• WHAT THE TASK ASKS
Scan the entries below. Return every line that includes "rights".

** EXTRACTED DATA follows **

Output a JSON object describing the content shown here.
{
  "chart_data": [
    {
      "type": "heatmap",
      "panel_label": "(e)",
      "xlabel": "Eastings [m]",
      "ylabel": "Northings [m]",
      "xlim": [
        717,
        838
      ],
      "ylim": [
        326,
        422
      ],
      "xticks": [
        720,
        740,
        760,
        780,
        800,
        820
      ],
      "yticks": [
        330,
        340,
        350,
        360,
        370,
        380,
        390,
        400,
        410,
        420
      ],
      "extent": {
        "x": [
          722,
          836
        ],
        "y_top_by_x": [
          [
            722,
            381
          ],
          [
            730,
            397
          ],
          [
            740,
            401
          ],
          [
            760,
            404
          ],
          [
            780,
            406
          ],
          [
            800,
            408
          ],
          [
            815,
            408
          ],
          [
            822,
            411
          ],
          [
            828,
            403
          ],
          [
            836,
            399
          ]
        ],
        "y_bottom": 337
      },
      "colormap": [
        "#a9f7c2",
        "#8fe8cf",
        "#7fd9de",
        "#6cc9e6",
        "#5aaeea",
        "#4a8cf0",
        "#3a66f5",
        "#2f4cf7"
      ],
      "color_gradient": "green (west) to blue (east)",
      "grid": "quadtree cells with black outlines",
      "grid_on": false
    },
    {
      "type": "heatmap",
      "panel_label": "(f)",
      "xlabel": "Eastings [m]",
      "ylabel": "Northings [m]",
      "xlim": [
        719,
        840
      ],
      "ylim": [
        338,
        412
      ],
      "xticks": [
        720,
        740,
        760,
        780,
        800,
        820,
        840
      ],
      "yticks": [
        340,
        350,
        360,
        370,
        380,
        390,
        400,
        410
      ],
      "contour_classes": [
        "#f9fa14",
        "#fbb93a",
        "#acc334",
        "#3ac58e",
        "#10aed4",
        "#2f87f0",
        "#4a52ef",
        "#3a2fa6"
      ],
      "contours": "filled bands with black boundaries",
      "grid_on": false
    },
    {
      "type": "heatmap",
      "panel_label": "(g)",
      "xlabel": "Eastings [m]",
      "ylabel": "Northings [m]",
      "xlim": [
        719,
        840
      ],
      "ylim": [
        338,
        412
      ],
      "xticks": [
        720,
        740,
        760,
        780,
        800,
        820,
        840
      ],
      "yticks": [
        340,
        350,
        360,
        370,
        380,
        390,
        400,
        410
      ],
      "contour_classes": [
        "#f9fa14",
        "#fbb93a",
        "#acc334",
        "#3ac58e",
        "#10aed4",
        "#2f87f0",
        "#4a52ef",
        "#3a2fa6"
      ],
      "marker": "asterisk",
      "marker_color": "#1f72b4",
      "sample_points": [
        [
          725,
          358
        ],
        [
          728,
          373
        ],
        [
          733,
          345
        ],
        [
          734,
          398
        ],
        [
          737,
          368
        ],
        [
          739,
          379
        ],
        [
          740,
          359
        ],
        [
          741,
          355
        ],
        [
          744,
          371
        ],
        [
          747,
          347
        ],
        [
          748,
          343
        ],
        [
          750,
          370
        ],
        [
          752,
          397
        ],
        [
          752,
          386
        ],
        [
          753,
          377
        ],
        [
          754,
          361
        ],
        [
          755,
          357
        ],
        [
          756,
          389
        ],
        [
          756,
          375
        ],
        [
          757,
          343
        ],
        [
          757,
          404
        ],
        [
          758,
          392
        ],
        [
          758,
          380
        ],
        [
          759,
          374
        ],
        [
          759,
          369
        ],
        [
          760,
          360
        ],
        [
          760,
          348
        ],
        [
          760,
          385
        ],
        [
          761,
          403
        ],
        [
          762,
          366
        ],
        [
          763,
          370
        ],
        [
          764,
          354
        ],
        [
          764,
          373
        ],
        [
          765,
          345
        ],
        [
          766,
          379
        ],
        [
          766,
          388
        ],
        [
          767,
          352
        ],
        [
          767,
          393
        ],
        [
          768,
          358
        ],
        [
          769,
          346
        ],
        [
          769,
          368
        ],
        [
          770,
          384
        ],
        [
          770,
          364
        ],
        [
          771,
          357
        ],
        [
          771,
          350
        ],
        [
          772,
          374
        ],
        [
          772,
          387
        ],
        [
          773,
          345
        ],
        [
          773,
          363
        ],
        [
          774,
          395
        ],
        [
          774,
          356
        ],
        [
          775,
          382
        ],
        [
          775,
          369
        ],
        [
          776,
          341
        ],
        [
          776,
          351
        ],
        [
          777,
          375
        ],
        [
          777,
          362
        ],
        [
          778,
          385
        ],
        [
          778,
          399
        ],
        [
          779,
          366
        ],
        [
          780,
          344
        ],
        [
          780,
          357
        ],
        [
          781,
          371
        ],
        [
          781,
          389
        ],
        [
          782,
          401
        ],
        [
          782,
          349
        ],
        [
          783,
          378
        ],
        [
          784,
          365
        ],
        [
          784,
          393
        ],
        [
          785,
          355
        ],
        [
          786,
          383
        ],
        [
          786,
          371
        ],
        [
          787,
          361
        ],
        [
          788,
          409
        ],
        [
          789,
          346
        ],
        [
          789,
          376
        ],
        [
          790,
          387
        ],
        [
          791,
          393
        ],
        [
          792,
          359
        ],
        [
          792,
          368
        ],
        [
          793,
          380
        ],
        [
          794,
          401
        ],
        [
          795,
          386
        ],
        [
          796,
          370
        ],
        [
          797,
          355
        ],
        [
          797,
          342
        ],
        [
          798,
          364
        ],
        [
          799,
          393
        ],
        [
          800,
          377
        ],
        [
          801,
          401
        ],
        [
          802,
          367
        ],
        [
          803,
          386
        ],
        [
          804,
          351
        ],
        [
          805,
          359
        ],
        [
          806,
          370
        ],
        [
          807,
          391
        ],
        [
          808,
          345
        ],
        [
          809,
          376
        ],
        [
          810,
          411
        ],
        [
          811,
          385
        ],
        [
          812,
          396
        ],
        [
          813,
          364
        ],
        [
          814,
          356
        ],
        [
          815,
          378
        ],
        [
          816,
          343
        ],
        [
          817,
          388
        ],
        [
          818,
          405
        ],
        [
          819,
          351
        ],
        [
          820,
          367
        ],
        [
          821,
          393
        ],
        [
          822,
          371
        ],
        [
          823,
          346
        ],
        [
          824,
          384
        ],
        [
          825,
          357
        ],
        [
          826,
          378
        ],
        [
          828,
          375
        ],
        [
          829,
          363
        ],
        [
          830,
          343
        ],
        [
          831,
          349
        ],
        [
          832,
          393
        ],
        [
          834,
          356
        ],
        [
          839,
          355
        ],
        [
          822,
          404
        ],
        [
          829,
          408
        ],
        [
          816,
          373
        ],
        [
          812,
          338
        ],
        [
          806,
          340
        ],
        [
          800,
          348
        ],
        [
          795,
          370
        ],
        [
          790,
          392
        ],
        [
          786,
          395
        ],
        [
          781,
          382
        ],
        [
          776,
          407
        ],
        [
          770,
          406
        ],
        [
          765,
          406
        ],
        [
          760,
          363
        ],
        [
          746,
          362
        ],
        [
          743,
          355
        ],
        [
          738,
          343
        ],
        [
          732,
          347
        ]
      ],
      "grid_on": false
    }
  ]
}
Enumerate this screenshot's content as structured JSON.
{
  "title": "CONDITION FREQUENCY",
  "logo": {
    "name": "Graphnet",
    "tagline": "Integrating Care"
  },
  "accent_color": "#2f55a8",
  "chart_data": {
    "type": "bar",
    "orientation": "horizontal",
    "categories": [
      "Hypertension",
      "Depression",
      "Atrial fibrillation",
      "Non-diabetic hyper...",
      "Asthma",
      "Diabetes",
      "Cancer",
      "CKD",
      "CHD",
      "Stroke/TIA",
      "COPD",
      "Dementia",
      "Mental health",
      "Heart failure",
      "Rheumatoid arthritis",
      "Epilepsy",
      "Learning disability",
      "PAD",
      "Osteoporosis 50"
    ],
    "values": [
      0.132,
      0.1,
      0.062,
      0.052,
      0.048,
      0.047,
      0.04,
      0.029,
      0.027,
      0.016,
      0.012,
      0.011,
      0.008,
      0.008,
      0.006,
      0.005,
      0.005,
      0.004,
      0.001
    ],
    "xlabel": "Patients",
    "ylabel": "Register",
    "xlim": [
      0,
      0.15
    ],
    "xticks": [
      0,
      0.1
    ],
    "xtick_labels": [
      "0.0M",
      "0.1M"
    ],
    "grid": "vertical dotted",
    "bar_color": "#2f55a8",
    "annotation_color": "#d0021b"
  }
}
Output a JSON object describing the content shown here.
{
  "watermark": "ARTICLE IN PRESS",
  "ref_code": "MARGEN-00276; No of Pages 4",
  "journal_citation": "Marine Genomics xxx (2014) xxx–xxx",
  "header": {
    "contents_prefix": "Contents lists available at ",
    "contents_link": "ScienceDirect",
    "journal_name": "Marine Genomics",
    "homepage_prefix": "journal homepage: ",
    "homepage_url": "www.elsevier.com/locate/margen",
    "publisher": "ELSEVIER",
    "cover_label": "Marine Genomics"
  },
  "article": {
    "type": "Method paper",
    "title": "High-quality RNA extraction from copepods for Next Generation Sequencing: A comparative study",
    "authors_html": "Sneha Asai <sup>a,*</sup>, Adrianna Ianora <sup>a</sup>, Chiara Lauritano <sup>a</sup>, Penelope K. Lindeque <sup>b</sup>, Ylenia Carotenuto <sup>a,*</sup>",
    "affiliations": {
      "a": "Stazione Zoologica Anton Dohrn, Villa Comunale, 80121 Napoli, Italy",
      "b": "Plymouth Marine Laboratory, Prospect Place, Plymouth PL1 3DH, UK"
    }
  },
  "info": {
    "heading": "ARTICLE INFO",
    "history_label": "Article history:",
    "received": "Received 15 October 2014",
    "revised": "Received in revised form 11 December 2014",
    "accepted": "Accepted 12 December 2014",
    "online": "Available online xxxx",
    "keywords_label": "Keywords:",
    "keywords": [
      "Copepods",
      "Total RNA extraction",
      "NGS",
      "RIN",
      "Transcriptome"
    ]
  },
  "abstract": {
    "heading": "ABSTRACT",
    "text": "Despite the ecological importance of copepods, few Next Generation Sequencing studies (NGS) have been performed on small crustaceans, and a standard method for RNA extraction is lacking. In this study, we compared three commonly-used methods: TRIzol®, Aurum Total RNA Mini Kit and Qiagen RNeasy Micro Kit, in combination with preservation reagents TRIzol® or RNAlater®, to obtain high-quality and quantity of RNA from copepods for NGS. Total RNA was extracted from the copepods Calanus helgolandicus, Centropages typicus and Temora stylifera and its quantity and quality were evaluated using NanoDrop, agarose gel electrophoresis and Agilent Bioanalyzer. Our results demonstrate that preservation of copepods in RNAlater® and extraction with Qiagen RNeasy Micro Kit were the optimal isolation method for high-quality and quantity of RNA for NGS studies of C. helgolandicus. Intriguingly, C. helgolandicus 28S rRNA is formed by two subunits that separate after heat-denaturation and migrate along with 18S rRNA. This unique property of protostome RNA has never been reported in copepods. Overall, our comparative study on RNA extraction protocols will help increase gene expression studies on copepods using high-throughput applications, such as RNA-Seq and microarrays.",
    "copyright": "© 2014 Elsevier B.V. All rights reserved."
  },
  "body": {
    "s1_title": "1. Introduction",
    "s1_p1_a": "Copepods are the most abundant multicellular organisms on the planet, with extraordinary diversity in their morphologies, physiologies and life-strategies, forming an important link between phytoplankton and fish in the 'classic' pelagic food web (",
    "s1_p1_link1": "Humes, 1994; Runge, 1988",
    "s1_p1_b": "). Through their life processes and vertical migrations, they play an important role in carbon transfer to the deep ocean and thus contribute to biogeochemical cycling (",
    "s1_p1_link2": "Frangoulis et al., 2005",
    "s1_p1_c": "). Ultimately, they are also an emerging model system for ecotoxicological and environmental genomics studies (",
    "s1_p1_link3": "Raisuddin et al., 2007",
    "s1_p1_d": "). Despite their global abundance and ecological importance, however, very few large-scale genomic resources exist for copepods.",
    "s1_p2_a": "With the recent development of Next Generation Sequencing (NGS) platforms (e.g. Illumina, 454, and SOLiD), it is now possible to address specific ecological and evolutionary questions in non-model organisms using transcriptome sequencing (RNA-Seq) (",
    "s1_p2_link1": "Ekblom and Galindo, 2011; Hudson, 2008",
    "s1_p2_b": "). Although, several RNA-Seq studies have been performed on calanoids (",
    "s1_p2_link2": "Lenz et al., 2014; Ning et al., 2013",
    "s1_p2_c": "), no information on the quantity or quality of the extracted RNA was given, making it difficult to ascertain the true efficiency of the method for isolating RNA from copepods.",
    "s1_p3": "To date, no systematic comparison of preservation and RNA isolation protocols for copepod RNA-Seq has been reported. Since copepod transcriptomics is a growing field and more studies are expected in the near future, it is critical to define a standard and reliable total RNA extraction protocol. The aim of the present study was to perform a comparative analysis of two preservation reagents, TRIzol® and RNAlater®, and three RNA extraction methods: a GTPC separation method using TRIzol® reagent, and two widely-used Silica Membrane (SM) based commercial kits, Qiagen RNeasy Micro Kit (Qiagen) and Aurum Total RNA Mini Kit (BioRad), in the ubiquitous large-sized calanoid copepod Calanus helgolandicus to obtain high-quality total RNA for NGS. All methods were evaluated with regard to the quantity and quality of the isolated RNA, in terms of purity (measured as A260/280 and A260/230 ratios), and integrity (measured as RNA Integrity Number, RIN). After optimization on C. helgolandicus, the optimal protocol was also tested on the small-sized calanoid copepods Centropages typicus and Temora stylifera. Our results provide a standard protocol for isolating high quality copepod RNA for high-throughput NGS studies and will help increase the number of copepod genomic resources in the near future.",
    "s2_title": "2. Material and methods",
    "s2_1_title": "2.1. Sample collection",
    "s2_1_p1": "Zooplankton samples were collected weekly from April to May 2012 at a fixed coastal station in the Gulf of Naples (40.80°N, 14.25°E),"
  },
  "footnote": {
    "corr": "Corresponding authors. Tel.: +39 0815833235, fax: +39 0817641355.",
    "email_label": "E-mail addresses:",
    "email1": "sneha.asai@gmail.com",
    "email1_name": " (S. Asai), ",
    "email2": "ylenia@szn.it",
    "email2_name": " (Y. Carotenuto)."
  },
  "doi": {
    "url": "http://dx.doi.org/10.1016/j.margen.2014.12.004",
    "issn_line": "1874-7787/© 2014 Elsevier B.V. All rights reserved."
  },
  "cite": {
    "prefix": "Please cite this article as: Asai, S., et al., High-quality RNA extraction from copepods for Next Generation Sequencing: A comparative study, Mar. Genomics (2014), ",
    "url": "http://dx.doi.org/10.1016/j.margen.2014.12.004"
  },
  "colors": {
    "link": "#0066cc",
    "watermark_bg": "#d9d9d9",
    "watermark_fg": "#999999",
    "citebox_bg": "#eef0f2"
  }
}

** End of EXTRACTED DATA **

• SOLUTION FOR THIS TASK
    "copyright": "© 2014 Elsevier B.V. All rights reserved."
    "issn_line": "1874-7787/© 2014 Elsevier B.V. All rights reserved."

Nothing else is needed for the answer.